* [RECORDS]:
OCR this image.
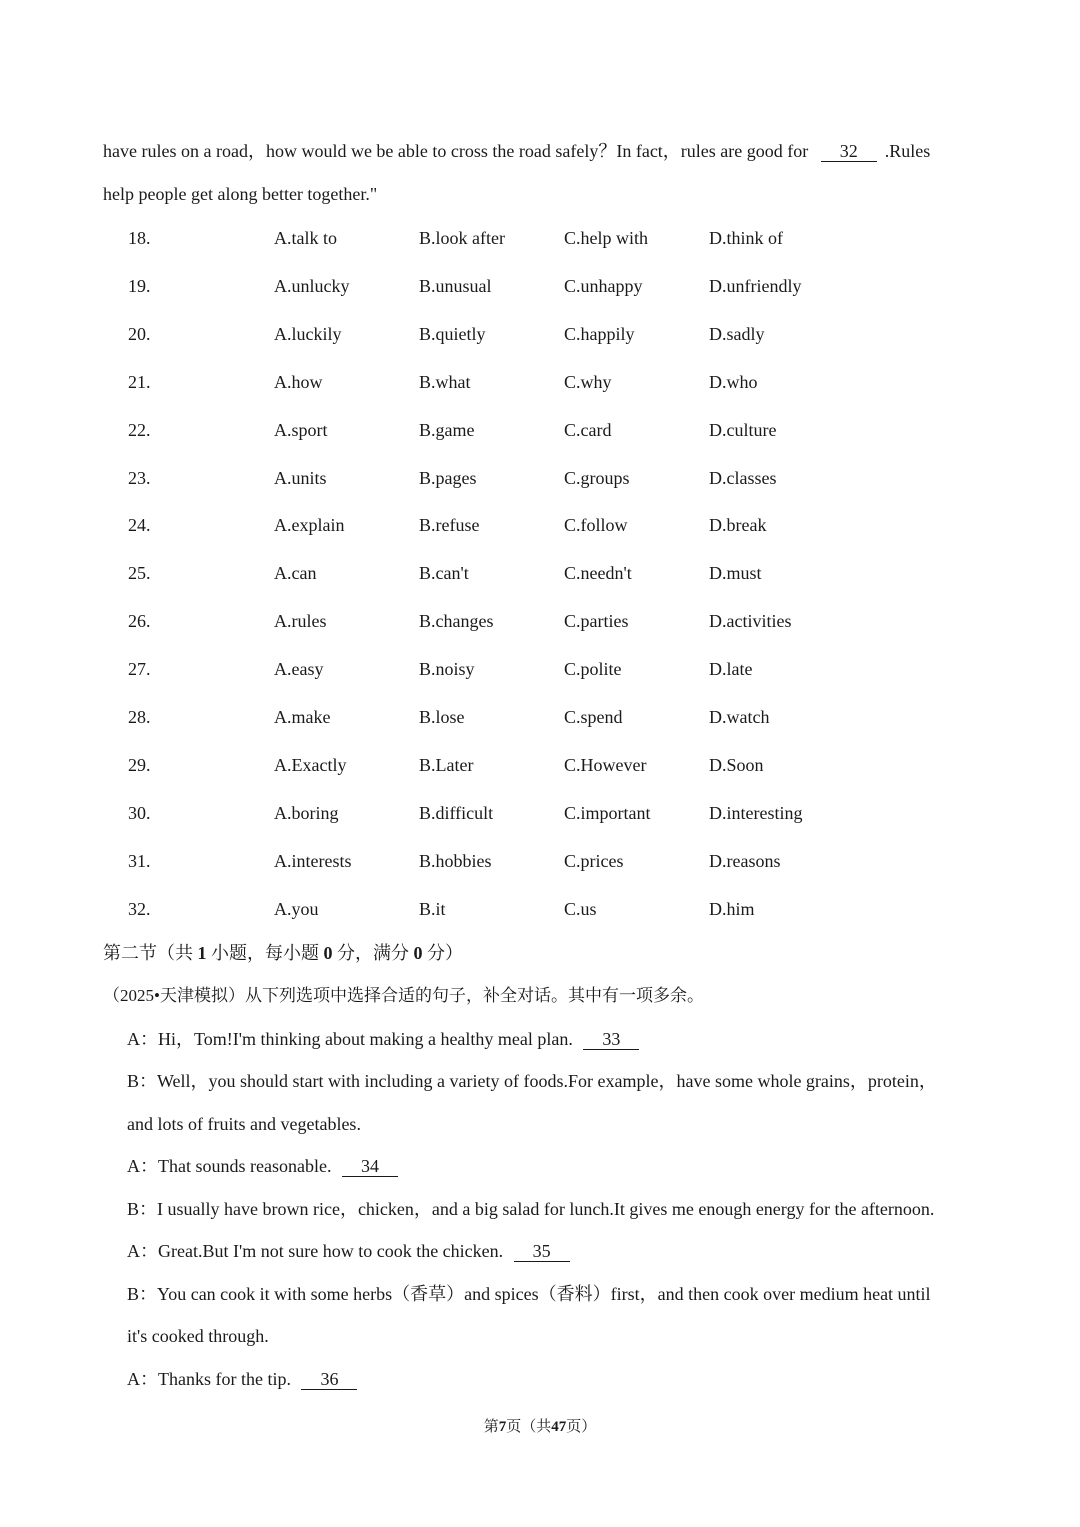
have rules on a road，how would we be able to cross the road safely？In fact，rules are good for 32 .Rules
help people get along better together."
18.	A.talk to	B.look after	C.help with	D.think of
19.	A.unlucky	B.unusual	C.unhappy	D.unfriendly
20.	A.luckily	B.quietly	C.happily	D.sadly
21.	A.how	B.what	C.why	D.who
22.	A.sport	B.game	C.card	D.culture
23.	A.units	B.pages	C.groups	D.classes
24.	A.explain	B.refuse	C.follow	D.break
25.	A.can	B.can't	C.needn't	D.must
26.	A.rules	B.changes	C.parties	D.activities
27.	A.easy	B.noisy	C.polite	D.late
28.	A.make	B.lose	C.spend	D.watch
29.	A.Exactly	B.Later	C.However	D.Soon
30.	A.boring	B.difficult	C.important	D.interesting
31.	A.interests	B.hobbies	C.prices	D.reasons
32.	A.you	B.it	C.us	D.him
第二节（共 1 小题，每小题 0 分，满分 0 分）
（2025•天津模拟）从下列选项中选择合适的句子，补全对话。其中有一项多余。
A：Hi，Tom!I'm thinking about making a healthy meal plan. 33
B：Well，you should start with including a variety of foods.For example，have some whole grains，protein，
and lots of fruits and vegetables.
A：That sounds reasonable. 34
B：I usually have brown rice，chicken，and a big salad for lunch.It gives me enough energy for the afternoon.
A：Great.But I'm not sure how to cook the chicken. 35
B：You can cook it with some herbs（香草）and spices（香料）first，and then cook over medium heat until
it's cooked through.
A：Thanks for the tip. 36
第7页（共47页）
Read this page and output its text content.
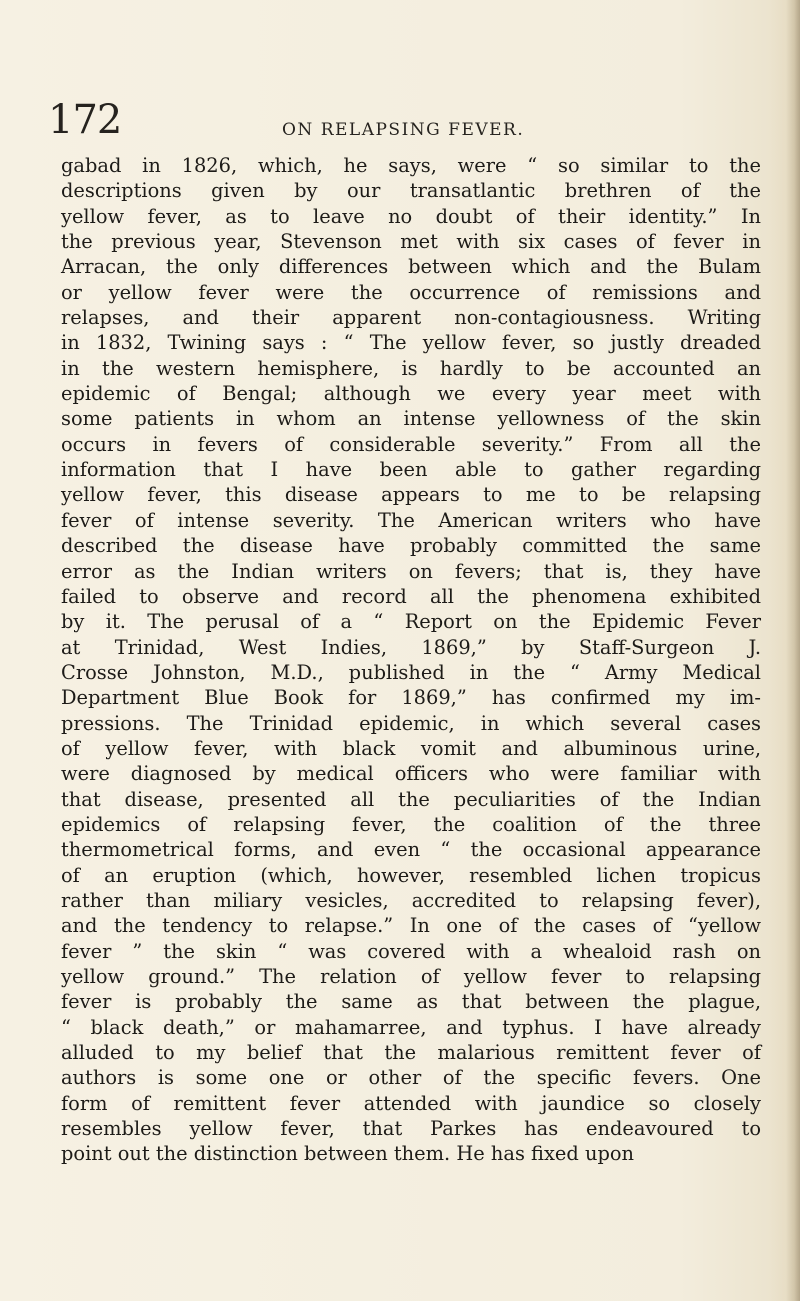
172	ON RELAPSING FEVER.

gabad in 1826, which, he says, were “ so similar to the
descriptions given by our transatlantic brethren of the
yellow fever, as to leave no doubt of their identity.” In
the previous year, Stevenson met with six cases of fever in
Arracan, the only differences between which and the Bulam
or yellow fever were the occurrence of remissions and
relapses, and their apparent non-contagiousness. Writing
in 1832, Twining says : “ The yellow fever, so justly dreaded
in the western hemisphere, is hardly to be accounted an
epidemic of Bengal; although we every year meet with
some patients in whom an intense yellowness of the skin
occurs in fevers of considerable severity.” From all the
information that I have been able to gather regarding
yellow fever, this disease appears to me to be relapsing
fever of intense severity. The American writers who have
described the disease have probably committed the same
error as the Indian writers on fevers; that is, they have
failed to observe and record all the phenomena exhibited
by it. The perusal of a “ Report on the Epidemic Fever
at Trinidad, West Indies, 1869,” by Staff-Surgeon J.
Crosse Johnston, M.D., published in the “ Army Medical
Department Blue Book for 1869,” has confirmed my im-
pressions. The Trinidad epidemic, in which several cases
of yellow fever, with black vomit and albuminous urine,
were diagnosed by medical officers who were familiar with
that disease, presented all the peculiarities of the Indian
epidemics of relapsing fever, the coalition of the three
thermometrical forms, and even “ the occasional appearance
of an eruption (which, however, resembled lichen tropicus
rather than miliary vesicles, accredited to relapsing fever),
and the tendency to relapse.” In one of the cases of “yellow
fever ” the skin “ was covered with a whealoid rash on
yellow ground.” The relation of yellow fever to relapsing
fever is probably the same as that between the plague,
“ black death,” or mahamarree, and typhus. I have already
alluded to my belief that the malarious remittent fever of
authors is some one or other of the specific fevers. One
form of remittent fever attended with jaundice so closely
resembles yellow fever, that Parkes has endeavoured to
point out the distinction between them. He has fixed upon
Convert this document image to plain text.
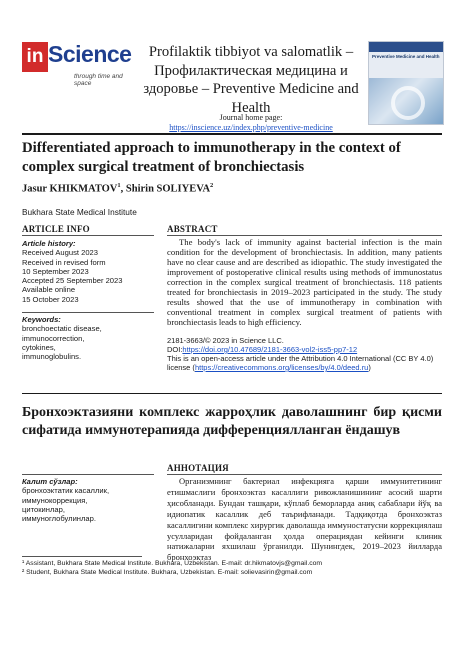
in Science
through time and space
Profilaktik tibbiyot va salomatlik – Профилактическая медицина и здоровье – Preventive Medicine and Health
Journal home page:
https://inscience.uz/index.php/preventive-medicine
Preventive Medicine and Health
Differentiated approach to immunotherapy in the context of complex surgical treatment of bronchiectasis
Jasur KHIKMATOV$^1$, Shirin SOLIYEVA$^2$
Bukhara State Medical Institute
ARTICLE INFO
Article history:
Received August 2023
Received in revised form
10 September 2023
Accepted 25 September 2023
Available online
15 October 2023
Keywords:
bronchoectatic disease,
immunocorrection,
cytokines,
immunoglobulins.
ABSTRACT
The body's lack of immunity against bacterial infection is the main condition for the development of bronchiectasis. In addition, many patients have no clear cause and are described as idiopathic. The study investigated the improvement of postoperative clinical results using methods of immunostatus correction in the complex surgical treatment of bronchiectasis. 118 patients treated for bronchiectasis in 2019–2023 participated in the study. The study results showed that the use of immunotherapy in combination with conventional treatment in complex surgical treatment of patients with bronchiectasis leads to high efficiency.
2181-3663/© 2023 in Science LLC.
DOI:https://doi.org/10.47689/2181-3663-vol2-iss5-pp7-12
This is an open-access article under the Attribution 4.0 International (CC BY 4.0) license (https://creativecommons.org/licenses/by/4.0/deed.ru)
Бронхоэктазияни комплекс жарроҳлик даволашнинг бир қисми сифатида иммунотерапияда дифференциялланган ёндашув
Калит сўзлар:
бронхоэктатик касаллик,
иммунокоррекция,
цитокинлар,
иммуноглобулинлар.
АННОТАЦИЯ
Организмнинг бактериал инфекцияга қарши иммунитетининг етишмаслиги бронхоэктаз касаллиги ривожланишининг асосий шарти ҳисобланади. Бундан ташқари, кўплаб беморларда аниқ сабаблари йўқ ва идиопатик касаллик деб таърифланади. Тадқиқотда бронхоэктаз касаллигини комплекс хирургик даволашда иммуностатусни коррекциялаш усулларидан фойдаланган ҳолда операциядан кейинги клиник натижаларни яхшилаш ўрганилди. Шунингдек, 2019–2023 йилларда бронхоэктаз
¹ Assistant, Bukhara State Medical Institute. Bukhara, Uzbekistan. E-mail: dr.hikmatovjs@gmail.com
² Student, Bukhara State Medical Institute. Bukhara, Uzbekistan. E-mail: solievasirin@gmail.com
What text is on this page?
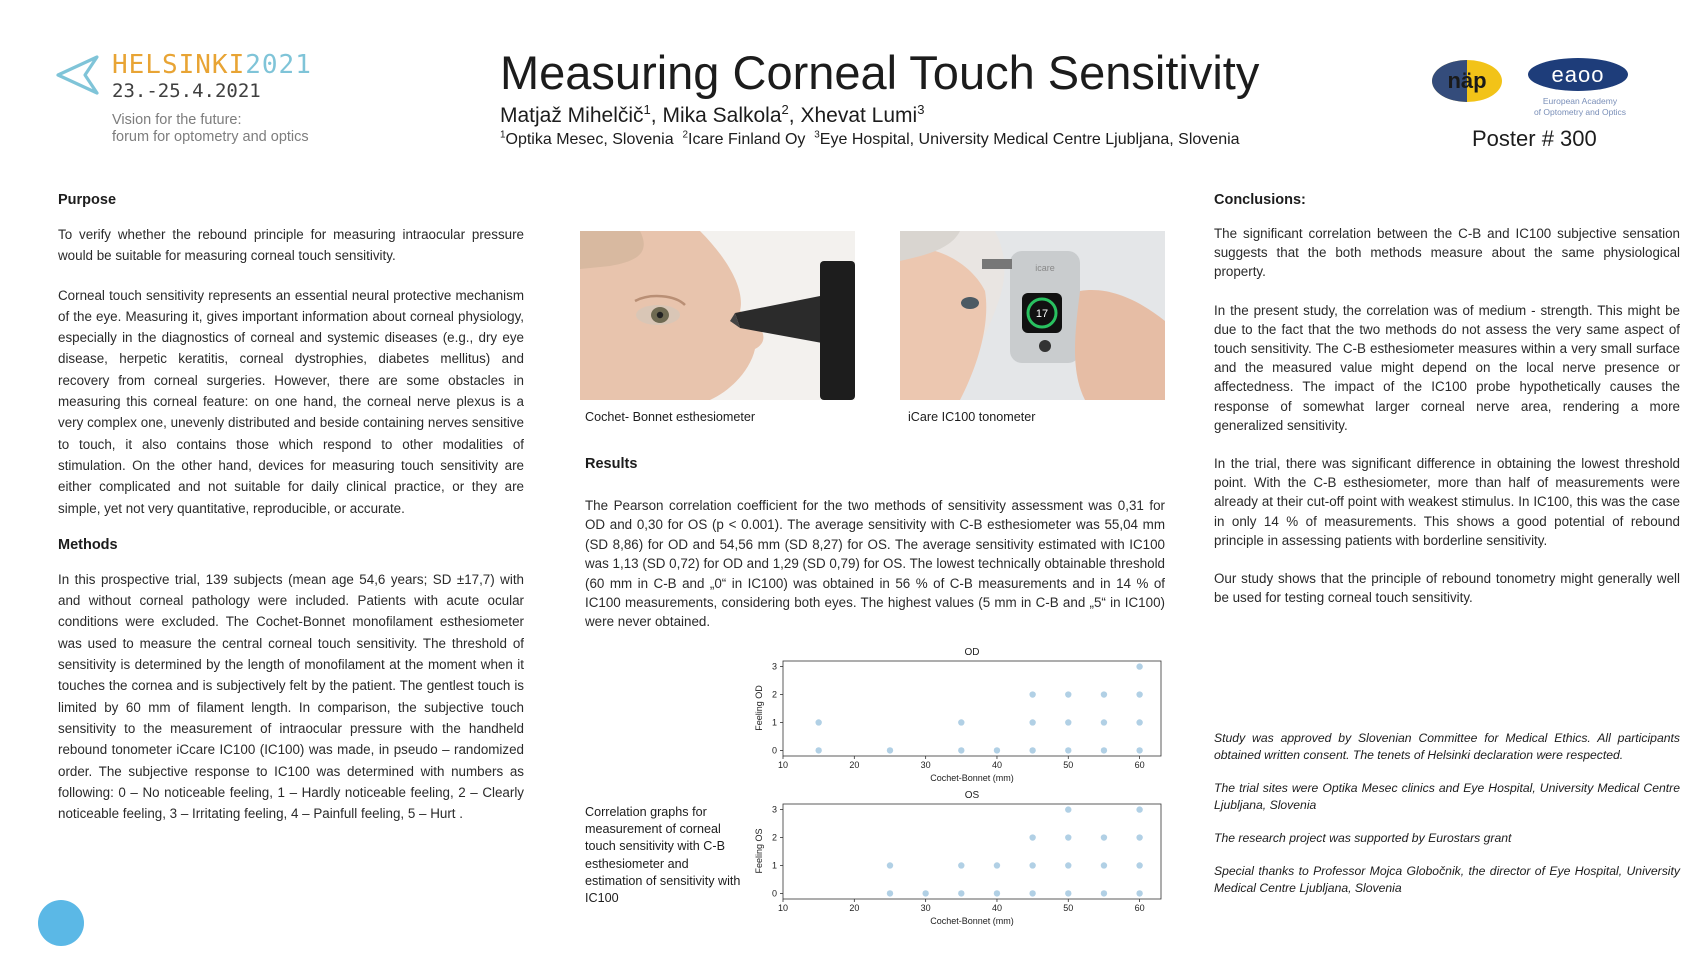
HELSINKI2021
23.-25.4.2021
Vision for the future:
forum for optometry and optics
Measuring Corneal Touch Sensitivity
Matjaž Mihelčič$^1$, Mika Salkola$^2$, Xhevat Lumi$^3$
$^1$Optika Mesec, Slovenia $^2$Icare Finland Oy $^3$Eye Hospital, University Medical Centre Ljubljana, Slovenia
näp	eaoo
European Academy
of Optometry and Optics
Poster # 300
Purpose

To verify whether the rebound principle for measuring intraocular pressure would be suitable for measuring corneal touch sensitivity.

Corneal touch sensitivity represents an essential neural protective mechanism of the eye. Measuring it, gives important information about corneal physiology, especially in the diagnostics of corneal and systemic diseases (e.g., dry eye disease, herpetic keratitis, corneal dystrophies, diabetes mellitus) and recovery from corneal surgeries. However, there are some obstacles in measuring this corneal feature: on one hand, the corneal nerve plexus is a very complex one, unevenly distributed and beside containing nerves sensitive to touch, it also contains those which respond to other modalities of stimulation. On the other hand, devices for measuring touch sensitivity are either complicated and not suitable for daily clinical practice, or they are simple, yet not very quantitative, reproducible, or accurate.

Methods

In this prospective trial, 139 subjects (mean age 54,6 years; SD ±17,7) with and without corneal pathology were included. Patients with acute ocular conditions were excluded. The Cochet-Bonnet monofilament esthesiometer was used to measure the central corneal touch sensitivity. The threshold of sensitivity is determined by the length of monofilament at the moment when it touches the cornea and is subjectively felt by the patient. The gentlest touch is limited by 60 mm of filament length. In comparison, the subjective touch sensitivity to the measurement of intraocular pressure with the handheld rebound tonometer iCcare IC100 (IC100) was made, in pseudo – randomized order. The subjective response to IC100 was determined with numbers as following: 0 – No noticeable feeling, 1 – Hardly noticeable feeling, 2 – Clearly noticeable feeling, 3 – Irritating feeling, 4 – Painfull feeling, 5 – Hurt .

17
icare
Cochet- Bonnet esthesiometer	iCare IC100 tonometer
Results

The Pearson correlation coefficient for the two methods of sensitivity assessment was 0,31 for OD and 0,30 for OS (p < 0.001). The average sensitivity with C-B esthesiometer was 55,04 mm (SD 8,86) for OD and 54,56 mm (SD 8,27) for OS. The average sensitivity estimated with IC100 was 1,13 (SD 0,72) for OD and 1,29 (SD 0,79) for OS. The lowest technically obtainable threshold (60 mm in C-B and „0“ in IC100) was obtained in 56 % of C-B measurements and in 14 % of IC100 measurements, considering both eyes. The highest values (5 mm in C-B and „5“ in IC100) were never obtained.

Correlation graphs for measurement of corneal touch sensitivity with C-B esthesiometer and estimation of sensitivity with IC100
OD
10	20	30	40	50	60
0
1
2
3
Cochet-Bonnet (mm)
Feeling OD
OS
10	20	30	40	50	60
0
1
2
3
Cochet-Bonnet (mm)
Feeling OS
Conclusions:

The significant correlation between the C-B and IC100 subjective sensation suggests that the both methods measure about the same physiological property.

In the present study, the correlation was of medium - strength. This might be due to the fact that the two methods do not assess the very same aspect of touch sensitivity. The C-B esthesiometer measures within a very small surface and the measured value might depend on the local nerve presence or affectedness. The impact of the IC100 probe hypothetically causes the response of somewhat larger corneal nerve area, rendering a more generalized sensitivity.

In the trial, there was significant difference in obtaining the lowest threshold point. With the C-B esthesiometer, more than half of measurements were already at their cut-off point with weakest stimulus. In IC100, this was the case in only 14 % of measurements. This shows a good potential of rebound principle in assessing patients with borderline sensitivity.

Our study shows that the principle of rebound tonometry might generally well be used for testing corneal touch sensitivity.

Study was approved by Slovenian Committee for Medical Ethics. All participants obtained written consent. The tenets of Helsinki declaration were respected.

The trial sites were Optika Mesec clinics and Eye Hospital, University Medical Centre Ljubljana, Slovenia

The research project was supported by Eurostars grant

Special thanks to Professor Mojca Globočnik, the director of Eye Hospital, University Medical Centre Ljubljana, Slovenia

* [PROBLEM DETAILS]: The expected output is every line from the material above where "severity" can be found.

* [SOLUTION FOR THIS EXERCISE]:
occurs in fevers of considerable severity.” From all the
fever of intense severity. The American writers who have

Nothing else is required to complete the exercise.